_Goal of the exercise_
Sort through the data and copy the lines holding the word "JSON".

Items listed in a dataset
** begin **

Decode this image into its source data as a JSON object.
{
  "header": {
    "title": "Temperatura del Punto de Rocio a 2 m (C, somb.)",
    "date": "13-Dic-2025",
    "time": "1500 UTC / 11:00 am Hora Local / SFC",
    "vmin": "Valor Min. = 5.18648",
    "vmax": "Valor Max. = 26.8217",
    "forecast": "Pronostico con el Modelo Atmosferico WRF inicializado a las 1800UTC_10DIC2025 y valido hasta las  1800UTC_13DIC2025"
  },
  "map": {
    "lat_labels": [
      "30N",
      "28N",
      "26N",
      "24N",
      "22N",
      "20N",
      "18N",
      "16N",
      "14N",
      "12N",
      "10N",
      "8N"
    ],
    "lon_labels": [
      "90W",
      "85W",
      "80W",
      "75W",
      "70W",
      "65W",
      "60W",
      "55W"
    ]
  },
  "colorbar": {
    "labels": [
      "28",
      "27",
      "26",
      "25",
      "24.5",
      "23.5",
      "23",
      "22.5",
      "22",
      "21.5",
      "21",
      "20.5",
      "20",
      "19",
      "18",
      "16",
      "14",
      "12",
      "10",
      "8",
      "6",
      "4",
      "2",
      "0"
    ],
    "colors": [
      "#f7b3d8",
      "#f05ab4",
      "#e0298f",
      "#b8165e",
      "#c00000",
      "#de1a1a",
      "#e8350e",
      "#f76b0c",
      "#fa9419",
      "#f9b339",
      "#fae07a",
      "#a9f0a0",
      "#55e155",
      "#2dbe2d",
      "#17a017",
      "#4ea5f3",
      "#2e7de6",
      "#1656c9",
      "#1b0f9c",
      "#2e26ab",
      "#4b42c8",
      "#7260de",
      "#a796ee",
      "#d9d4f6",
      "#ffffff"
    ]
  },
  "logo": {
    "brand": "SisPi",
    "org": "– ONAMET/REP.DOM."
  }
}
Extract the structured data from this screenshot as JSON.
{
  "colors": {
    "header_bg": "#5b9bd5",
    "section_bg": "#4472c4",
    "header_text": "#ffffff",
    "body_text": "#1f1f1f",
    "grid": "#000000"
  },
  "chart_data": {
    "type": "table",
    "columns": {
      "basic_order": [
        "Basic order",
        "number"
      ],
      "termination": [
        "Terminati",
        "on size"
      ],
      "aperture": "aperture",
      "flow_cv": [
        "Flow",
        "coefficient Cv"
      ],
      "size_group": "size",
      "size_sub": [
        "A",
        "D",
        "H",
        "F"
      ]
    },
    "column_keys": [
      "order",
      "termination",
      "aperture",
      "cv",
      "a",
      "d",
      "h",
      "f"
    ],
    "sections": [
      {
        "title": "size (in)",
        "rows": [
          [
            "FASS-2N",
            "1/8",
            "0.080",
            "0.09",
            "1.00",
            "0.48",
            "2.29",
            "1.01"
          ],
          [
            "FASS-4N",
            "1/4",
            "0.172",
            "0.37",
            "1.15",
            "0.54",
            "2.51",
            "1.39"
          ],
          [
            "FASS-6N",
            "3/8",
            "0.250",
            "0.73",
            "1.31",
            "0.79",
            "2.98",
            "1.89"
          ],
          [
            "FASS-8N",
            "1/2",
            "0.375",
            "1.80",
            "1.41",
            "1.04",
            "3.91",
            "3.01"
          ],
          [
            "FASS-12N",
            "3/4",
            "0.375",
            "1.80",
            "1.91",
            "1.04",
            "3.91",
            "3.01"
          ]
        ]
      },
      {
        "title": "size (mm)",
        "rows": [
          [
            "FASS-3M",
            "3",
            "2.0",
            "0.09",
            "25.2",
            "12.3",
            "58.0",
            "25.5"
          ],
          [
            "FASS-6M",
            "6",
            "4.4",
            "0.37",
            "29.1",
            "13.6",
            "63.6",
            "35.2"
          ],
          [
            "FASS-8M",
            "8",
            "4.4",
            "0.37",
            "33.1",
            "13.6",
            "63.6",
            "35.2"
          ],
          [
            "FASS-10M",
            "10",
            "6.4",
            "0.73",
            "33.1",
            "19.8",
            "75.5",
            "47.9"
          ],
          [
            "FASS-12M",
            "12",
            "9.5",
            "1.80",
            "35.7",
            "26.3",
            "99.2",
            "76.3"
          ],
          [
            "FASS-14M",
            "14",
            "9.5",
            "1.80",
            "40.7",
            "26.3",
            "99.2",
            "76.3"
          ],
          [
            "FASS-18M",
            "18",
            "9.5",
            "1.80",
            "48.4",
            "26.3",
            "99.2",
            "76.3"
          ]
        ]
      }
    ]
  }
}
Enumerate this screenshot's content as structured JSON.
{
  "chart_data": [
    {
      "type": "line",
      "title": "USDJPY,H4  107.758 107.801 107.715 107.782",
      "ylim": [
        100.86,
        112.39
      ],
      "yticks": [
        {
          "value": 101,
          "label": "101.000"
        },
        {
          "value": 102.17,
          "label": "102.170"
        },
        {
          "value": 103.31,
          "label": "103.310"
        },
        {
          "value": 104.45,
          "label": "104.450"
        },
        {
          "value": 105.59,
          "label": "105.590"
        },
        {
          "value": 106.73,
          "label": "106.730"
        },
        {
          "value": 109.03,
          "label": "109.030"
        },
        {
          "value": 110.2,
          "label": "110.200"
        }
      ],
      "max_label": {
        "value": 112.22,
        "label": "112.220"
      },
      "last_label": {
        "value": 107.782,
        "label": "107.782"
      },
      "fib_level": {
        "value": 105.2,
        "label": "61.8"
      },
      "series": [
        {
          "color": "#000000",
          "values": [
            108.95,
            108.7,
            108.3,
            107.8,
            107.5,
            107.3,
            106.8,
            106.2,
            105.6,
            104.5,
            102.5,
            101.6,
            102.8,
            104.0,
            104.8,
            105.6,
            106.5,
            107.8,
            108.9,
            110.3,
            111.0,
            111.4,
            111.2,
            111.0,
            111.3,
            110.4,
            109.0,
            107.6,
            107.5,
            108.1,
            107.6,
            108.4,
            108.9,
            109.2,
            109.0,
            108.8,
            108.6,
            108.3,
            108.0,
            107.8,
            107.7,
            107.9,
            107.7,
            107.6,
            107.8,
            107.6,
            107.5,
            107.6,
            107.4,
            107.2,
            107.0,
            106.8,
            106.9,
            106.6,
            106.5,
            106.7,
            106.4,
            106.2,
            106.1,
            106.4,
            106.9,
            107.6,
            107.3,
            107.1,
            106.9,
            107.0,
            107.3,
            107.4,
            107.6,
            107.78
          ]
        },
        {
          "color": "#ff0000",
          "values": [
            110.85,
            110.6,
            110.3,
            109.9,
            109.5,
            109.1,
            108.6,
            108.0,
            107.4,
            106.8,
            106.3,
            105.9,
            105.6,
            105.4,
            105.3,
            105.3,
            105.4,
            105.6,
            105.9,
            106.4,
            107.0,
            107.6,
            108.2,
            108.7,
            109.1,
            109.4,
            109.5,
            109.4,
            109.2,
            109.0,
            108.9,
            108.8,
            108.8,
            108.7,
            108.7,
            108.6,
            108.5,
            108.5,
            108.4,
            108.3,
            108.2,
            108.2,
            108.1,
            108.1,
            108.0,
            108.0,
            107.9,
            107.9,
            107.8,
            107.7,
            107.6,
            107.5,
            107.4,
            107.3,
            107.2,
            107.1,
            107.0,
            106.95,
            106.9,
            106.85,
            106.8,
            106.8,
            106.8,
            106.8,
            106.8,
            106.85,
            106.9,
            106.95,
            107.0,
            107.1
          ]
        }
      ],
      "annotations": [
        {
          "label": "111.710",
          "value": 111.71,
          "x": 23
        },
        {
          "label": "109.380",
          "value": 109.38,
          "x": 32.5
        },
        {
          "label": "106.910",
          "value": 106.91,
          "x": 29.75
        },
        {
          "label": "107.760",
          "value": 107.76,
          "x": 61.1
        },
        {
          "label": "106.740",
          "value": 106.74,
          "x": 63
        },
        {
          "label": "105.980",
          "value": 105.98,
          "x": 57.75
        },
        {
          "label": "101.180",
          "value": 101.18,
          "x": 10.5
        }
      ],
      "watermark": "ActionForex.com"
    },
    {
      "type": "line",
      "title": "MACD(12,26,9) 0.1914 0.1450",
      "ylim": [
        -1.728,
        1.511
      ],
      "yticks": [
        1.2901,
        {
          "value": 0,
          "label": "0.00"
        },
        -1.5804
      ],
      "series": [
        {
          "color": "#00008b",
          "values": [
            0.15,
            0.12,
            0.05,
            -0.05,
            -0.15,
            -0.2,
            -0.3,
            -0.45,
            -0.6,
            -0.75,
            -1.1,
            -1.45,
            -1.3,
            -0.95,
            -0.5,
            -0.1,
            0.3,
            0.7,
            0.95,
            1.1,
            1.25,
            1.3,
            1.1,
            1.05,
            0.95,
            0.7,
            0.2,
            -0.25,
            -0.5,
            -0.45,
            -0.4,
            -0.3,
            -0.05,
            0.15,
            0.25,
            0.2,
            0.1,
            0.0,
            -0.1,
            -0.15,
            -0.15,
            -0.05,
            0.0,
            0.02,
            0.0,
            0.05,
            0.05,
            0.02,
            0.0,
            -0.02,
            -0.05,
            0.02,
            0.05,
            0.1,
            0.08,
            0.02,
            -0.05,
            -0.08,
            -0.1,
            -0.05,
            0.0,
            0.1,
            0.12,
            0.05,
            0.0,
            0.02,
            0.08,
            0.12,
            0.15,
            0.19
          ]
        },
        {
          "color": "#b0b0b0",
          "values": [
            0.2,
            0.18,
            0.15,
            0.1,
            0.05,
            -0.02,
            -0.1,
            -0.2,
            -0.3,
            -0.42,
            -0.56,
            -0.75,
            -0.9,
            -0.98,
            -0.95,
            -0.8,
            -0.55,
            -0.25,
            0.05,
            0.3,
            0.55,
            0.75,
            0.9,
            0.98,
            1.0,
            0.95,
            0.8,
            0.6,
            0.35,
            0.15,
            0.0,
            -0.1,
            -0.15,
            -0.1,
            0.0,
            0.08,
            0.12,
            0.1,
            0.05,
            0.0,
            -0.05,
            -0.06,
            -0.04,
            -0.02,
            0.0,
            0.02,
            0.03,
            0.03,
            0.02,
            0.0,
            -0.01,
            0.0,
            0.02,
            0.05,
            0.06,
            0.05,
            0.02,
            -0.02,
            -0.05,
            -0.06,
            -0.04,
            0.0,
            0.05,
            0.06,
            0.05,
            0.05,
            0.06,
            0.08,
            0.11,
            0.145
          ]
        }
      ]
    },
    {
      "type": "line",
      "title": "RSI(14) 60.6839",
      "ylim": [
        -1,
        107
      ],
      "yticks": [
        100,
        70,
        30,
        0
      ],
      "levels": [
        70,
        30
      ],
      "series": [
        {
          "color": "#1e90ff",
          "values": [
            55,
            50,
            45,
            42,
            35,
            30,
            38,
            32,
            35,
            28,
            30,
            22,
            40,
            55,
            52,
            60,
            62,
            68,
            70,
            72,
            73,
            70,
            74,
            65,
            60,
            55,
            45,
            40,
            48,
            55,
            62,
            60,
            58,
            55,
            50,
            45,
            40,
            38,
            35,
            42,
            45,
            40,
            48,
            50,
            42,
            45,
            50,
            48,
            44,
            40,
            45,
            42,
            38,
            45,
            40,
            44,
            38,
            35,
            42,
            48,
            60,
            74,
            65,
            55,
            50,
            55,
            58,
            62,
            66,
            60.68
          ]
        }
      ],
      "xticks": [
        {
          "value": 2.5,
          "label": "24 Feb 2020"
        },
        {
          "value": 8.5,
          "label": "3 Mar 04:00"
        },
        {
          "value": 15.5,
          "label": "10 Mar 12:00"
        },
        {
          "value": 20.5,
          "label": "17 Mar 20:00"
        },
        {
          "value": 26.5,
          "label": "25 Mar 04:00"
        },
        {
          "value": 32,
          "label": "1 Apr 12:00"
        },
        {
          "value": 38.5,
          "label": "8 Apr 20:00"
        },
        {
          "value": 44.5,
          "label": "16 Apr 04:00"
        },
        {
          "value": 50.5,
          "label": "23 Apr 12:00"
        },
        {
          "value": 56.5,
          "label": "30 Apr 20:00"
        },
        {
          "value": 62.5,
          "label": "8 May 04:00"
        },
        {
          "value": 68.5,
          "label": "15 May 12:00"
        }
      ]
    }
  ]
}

** end **

_Output of the exercise_
Decode this image into its source data as a JSON object.
Extract the structured data from this screenshot as JSON.
Enumerate this screenshot's content as structured JSON.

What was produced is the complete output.